## Instructions to follow
Quote the listing below in its entirety.

— START OF Data for the task —

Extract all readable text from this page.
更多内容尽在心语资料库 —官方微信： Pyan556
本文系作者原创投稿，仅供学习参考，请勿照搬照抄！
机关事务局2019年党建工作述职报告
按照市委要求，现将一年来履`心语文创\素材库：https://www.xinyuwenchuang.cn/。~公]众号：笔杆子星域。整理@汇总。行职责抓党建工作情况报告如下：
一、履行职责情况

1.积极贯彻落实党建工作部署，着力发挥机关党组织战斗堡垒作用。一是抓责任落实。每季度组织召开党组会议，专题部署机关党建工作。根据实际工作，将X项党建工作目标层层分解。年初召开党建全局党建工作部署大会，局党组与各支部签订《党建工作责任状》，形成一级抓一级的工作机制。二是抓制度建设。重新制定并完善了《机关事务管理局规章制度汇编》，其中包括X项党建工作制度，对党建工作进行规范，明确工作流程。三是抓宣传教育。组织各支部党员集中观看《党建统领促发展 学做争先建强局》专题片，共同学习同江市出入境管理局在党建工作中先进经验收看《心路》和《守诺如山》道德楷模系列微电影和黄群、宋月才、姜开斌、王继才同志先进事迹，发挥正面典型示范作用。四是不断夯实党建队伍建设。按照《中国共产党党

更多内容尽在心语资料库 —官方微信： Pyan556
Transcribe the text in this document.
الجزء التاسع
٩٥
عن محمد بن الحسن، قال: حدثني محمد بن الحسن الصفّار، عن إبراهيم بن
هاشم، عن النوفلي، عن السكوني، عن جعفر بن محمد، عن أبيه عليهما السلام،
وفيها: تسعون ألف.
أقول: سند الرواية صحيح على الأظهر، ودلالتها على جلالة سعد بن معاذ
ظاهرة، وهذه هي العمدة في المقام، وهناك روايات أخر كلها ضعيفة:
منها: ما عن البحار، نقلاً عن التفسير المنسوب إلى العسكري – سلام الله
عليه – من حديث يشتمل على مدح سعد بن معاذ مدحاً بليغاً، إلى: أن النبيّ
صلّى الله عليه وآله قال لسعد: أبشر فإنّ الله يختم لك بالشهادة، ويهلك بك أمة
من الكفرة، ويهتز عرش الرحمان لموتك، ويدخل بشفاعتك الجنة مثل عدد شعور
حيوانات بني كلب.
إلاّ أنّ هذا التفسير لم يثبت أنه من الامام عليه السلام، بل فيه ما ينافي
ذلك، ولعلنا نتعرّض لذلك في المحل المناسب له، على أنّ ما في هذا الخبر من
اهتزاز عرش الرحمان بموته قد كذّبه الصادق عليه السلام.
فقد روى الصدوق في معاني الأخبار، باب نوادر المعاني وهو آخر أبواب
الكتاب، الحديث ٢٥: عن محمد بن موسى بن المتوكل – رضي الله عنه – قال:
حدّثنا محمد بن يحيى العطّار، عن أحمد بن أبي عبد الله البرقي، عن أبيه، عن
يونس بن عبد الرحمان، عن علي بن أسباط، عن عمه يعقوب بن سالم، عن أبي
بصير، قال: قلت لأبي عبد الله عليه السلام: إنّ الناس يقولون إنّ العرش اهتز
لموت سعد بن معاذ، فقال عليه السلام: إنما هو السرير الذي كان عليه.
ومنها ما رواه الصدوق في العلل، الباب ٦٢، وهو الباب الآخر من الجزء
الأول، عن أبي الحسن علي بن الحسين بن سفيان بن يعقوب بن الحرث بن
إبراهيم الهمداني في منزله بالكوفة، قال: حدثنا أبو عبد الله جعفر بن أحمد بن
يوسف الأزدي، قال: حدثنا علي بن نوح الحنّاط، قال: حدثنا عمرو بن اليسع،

— END OF Data for the task —

## Correct response
Extract all readable text from this page.
更多内容尽在心语资料库 —官方微信： Pyan556
本文系作者原创投稿，仅供学习参考，请勿照搬照抄！
机关事务局2019年党建工作述职报告
按照市委要求，现将一年来履`心语文创\素材库：https://www.xinyuwenchuang.cn/。~公]众号：笔杆子星域。整理@汇总。行职责抓党建工作情况报告如下：
一、履行职责情况

1.积极贯彻落实党建工作部署，着力发挥机关党组织战斗堡垒作用。一是抓责任落实。每季度组织召开党组会议，专题部署机关党建工作。根据实际工作，将X项党建工作目标层层分解。年初召开党建全局党建工作部署大会，局党组与各支部签订《党建工作责任状》，形成一级抓一级的工作机制。二是抓制度建设。重新制定并完善了《机关事务管理局规章制度汇编》，其中包括X项党建工作制度，对党建工作进行规范，明确工作流程。三是抓宣传教育。组织各支部党员集中观看《党建统领促发展 学做争先建强局》专题片，共同学习同江市出入境管理局在党建工作中先进经验收看《心路》和《守诺如山》道德楷模系列微电影和黄群、宋月才、姜开斌、王继才同志先进事迹，发挥正面典型示范作用。四是不断夯实党建队伍建设。按照《中国共产党党

更多内容尽在心语资料库 —官方微信： Pyan556
Transcribe the text in this document.
الجزء التاسع
٩٥
عن محمد بن الحسن، قال: حدثني محمد بن الحسن الصفّار، عن إبراهيم بن
هاشم، عن النوفلي، عن السكوني، عن جعفر بن محمد، عن أبيه عليهما السلام،
وفيها: تسعون ألف.
أقول: سند الرواية صحيح على الأظهر، ودلالتها على جلالة سعد بن معاذ
ظاهرة، وهذه هي العمدة في المقام، وهناك روايات أخر كلها ضعيفة:
منها: ما عن البحار، نقلاً عن التفسير المنسوب إلى العسكري – سلام الله
عليه – من حديث يشتمل على مدح سعد بن معاذ مدحاً بليغاً، إلى: أن النبيّ
صلّى الله عليه وآله قال لسعد: أبشر فإنّ الله يختم لك بالشهادة، ويهلك بك أمة
من الكفرة، ويهتز عرش الرحمان لموتك، ويدخل بشفاعتك الجنة مثل عدد شعور
حيوانات بني كلب.
إلاّ أنّ هذا التفسير لم يثبت أنه من الامام عليه السلام، بل فيه ما ينافي
ذلك، ولعلنا نتعرّض لذلك في المحل المناسب له، على أنّ ما في هذا الخبر من
اهتزاز عرش الرحمان بموته قد كذّبه الصادق عليه السلام.
فقد روى الصدوق في معاني الأخبار، باب نوادر المعاني وهو آخر أبواب
الكتاب، الحديث ٢٥: عن محمد بن موسى بن المتوكل – رضي الله عنه – قال:
حدّثنا محمد بن يحيى العطّار، عن أحمد بن أبي عبد الله البرقي، عن أبيه، عن
يونس بن عبد الرحمان، عن علي بن أسباط، عن عمه يعقوب بن سالم، عن أبي
بصير، قال: قلت لأبي عبد الله عليه السلام: إنّ الناس يقولون إنّ العرش اهتز
لموت سعد بن معاذ، فقال عليه السلام: إنما هو السرير الذي كان عليه.
ومنها ما رواه الصدوق في العلل، الباب ٦٢، وهو الباب الآخر من الجزء
الأول، عن أبي الحسن علي بن الحسين بن سفيان بن يعقوب بن الحرث بن
إبراهيم الهمداني في منزله بالكوفة، قال: حدثنا أبو عبد الله جعفر بن أحمد بن
يوسف الأزدي، قال: حدثنا علي بن نوح الحنّاط، قال: حدثنا عمرو بن اليسع،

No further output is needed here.